Start of Page extract

I am the rabbit
Last night we had a going away party for someone and at the house there was a little coffee table game. Basically it was cards that had questions on them and you were supposed to answer them. Kind of like the Ungame, for those of you who know what that is. Some of the questions were "what clothing would you where if you didn't care what people thought," or "what celebrity do you have a crush on", that sort of thing. Some were surprisingly deep, and some were, shall we say, off colour (not a reflection of those who owned the game, I assure you). I was thinking afterwards about a question that would have fit the game that I could have answered: What is the saddest thing you have seen. If that had been a question, this is the answer I would have given:
The saddest thing I have seen occurred when I was working in Edmonton. I was walking around one afternoon, and it was a bit of a cloudy day. There was a SuperStore that had a large empty lot behind it, probably one that was large enough to put another SuperStore and parking lot if they wanted (For those who don't know SuperStore, it is a Canadian grocery store, kind of in between Safeway and Costco). The lot had some scruffy grass growing, and where there wasn't grass was a mix of dirt and some gravel. Just a basic empty lot. As I walked by it I noticed that there was a single rabbit right in the middle of the field, and as I looked at it I was hit with a sad feeling. It just seemed so lonely and out of place, almost like it was lost in the wilderness, or in the city as the case may be. There was just something profoundly sad about seeing this rabbit in the middle of this empty field.

End of Page extract
Start of Record excerpts

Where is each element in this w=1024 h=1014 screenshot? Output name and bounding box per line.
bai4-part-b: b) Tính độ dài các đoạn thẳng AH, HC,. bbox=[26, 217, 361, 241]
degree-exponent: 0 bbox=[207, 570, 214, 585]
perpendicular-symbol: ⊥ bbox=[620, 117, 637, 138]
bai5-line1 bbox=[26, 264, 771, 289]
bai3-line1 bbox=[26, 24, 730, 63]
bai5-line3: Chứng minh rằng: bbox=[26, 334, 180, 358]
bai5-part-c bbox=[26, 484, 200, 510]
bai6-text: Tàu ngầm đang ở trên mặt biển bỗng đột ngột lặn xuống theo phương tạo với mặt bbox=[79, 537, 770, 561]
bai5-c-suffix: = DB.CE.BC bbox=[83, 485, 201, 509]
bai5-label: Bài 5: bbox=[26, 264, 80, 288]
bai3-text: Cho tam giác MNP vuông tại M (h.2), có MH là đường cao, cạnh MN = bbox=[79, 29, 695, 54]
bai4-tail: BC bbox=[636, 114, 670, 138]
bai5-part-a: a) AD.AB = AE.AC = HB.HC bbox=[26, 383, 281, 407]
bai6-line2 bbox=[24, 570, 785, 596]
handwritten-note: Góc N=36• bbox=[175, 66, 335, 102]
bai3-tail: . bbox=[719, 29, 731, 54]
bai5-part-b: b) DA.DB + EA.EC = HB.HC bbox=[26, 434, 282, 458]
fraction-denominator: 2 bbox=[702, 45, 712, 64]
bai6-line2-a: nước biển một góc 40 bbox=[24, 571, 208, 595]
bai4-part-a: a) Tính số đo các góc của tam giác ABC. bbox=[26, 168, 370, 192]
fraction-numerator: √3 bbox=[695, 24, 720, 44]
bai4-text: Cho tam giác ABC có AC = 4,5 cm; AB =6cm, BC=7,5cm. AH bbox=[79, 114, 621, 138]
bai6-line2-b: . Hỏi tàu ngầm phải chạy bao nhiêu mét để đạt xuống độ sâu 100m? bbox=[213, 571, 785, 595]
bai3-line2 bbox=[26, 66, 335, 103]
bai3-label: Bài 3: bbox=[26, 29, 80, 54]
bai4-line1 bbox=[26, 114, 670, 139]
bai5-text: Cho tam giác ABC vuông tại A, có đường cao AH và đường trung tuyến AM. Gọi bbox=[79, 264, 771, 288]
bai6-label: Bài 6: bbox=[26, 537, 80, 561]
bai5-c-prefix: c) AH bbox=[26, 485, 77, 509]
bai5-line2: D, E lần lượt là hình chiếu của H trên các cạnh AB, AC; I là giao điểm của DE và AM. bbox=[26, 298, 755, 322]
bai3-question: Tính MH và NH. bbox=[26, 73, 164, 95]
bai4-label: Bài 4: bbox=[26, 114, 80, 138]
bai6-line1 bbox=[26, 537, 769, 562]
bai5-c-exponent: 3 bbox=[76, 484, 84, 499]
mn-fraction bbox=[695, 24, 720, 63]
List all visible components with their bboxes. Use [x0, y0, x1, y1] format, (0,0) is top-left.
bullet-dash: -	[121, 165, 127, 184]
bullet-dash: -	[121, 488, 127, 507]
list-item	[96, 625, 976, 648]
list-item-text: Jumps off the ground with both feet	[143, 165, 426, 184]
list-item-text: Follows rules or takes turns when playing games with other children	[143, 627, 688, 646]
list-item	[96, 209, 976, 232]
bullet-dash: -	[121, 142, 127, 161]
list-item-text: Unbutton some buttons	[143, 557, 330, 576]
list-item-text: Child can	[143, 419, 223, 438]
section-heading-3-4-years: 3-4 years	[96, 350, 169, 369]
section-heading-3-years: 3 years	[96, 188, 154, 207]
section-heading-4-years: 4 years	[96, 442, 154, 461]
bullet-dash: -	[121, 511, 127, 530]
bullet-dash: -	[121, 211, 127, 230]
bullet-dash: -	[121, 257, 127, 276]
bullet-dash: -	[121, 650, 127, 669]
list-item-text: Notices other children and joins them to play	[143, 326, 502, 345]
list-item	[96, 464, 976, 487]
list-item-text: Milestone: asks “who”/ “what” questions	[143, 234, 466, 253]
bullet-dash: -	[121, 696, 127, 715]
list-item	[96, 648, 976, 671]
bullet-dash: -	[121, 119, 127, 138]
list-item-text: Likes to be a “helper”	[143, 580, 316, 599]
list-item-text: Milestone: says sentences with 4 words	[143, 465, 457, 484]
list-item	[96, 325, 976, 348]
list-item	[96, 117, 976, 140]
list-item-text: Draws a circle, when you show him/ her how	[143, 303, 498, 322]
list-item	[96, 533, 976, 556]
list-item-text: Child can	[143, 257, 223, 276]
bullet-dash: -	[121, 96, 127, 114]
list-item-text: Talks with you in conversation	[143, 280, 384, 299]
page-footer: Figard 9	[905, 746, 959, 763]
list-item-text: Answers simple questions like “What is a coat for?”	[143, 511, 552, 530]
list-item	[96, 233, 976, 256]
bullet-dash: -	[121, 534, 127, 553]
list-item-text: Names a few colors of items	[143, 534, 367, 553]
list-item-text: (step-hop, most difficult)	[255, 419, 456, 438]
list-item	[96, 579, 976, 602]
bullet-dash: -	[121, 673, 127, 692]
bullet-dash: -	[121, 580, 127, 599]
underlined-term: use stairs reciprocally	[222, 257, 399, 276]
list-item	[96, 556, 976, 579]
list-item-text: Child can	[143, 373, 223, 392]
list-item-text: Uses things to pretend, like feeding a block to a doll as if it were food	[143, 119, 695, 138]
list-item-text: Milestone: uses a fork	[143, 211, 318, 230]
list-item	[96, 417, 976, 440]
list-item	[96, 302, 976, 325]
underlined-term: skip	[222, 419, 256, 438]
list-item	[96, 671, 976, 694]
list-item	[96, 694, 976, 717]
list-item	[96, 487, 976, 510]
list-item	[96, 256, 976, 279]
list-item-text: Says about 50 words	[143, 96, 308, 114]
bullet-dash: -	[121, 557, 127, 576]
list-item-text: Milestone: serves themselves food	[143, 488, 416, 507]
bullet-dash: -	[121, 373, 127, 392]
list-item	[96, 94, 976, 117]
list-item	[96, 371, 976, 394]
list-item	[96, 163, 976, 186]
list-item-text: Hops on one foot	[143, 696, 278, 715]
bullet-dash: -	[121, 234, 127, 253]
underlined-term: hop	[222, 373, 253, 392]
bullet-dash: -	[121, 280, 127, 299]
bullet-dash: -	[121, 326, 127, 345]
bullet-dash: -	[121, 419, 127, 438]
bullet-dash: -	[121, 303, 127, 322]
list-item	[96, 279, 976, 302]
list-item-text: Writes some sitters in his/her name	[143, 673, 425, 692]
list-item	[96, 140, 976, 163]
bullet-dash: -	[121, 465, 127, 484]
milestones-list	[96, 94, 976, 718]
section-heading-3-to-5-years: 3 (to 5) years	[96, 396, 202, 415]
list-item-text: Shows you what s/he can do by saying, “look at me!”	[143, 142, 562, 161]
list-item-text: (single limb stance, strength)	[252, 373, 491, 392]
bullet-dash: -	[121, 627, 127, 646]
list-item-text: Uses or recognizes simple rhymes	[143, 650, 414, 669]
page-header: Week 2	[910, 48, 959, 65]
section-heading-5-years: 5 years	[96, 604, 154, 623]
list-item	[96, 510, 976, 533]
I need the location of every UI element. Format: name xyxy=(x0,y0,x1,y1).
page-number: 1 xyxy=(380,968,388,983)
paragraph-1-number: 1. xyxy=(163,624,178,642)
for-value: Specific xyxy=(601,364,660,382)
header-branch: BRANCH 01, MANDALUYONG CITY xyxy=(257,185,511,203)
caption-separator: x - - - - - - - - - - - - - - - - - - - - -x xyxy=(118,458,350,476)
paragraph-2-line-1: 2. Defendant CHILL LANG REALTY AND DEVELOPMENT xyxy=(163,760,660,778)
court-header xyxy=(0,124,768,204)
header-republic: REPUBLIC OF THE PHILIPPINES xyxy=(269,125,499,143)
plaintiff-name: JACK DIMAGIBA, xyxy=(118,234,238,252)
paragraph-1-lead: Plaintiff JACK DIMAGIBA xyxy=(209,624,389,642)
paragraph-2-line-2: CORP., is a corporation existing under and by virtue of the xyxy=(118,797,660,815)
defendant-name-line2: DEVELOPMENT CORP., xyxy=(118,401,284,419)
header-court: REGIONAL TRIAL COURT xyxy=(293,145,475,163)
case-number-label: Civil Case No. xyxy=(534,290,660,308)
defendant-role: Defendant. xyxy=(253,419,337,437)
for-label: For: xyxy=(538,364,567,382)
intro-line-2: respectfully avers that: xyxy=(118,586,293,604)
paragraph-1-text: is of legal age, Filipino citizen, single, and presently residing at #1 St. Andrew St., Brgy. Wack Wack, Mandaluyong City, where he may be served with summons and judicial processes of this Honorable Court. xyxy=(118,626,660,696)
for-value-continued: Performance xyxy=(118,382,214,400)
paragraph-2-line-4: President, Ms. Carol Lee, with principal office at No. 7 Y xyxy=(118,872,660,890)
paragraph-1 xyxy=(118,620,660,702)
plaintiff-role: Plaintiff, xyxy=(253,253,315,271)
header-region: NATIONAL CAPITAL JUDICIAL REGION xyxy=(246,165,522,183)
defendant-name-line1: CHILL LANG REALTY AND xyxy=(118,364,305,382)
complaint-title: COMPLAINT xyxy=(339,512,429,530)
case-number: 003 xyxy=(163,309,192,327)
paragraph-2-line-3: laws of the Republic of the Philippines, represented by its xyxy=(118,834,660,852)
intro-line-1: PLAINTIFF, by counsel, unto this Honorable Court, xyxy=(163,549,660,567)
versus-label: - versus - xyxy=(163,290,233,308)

End of Record excerpts

In the post "I am the rabbit," how is SuperStore described?

* **Solution below**
It is a Canadian grocery store, somewhere between Safeway and Costco.